- _Requirements_: From the interview excerpt below, extract verbatim the passage that runs from "What was it" up to and including "keeps coming through.".

---- Text section

What was it like to film a sort of cabaret-style survey of you entire career? So many personas and styles—did it get confusing?

I wasn’t’ sure if I was doing songs or stand-up. Not that I minded. There’s a British thing where rock singers and comedians are envious of each other’s careers. I also think that shtick is an essential part of British rock, a slightly vulgarized idea of integrity. Kind of a [singing tune to “Shave and a Haircut” ] “dah, dah-dah, duh-duh. duh-duh” at the end of everything. It makes the Small Faces. It makes Blur. There’s a sense of tastelessness that keeps coming through.

During Storytellers, you mentioned meeting with late-60s activist Abbie Hoffman.

Yes, it was a few months before he came out of hiding [in 1980]. For some reason he was fixated on talking to me, and I got a note that he wanted to meet me at this divey restaurant in New York. He liked my material, although some of this seemed to be about pulling rank and meeting David Bowie [laughs]. I was gaga. This was the leader of the Yippies. This was someone who knew Huey Newton and Bobby Seal and Eldridge Cleaver. This was real American history.

--------
---- Given material

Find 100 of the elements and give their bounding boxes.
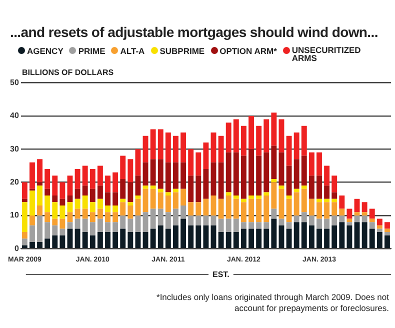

--------

- _Written answer_:
What was it like to film a sort of cabaret-style survey of you entire career? So many personas and styles—did it get confusing?

I wasn’t’ sure if I was doing songs or stand-up. Not that I minded. There’s a British thing where rock singers and comedians are envious of each other’s careers. I also think that shtick is an essential part of British rock, a slightly vulgarized idea of integrity. Kind of a [singing tune to “Shave and a Haircut” ] “dah, dah-dah, duh-duh. duh-duh” at the end of everything. It makes the Small Faces. It makes Blur. There’s a sense of tastelessness that keeps coming through.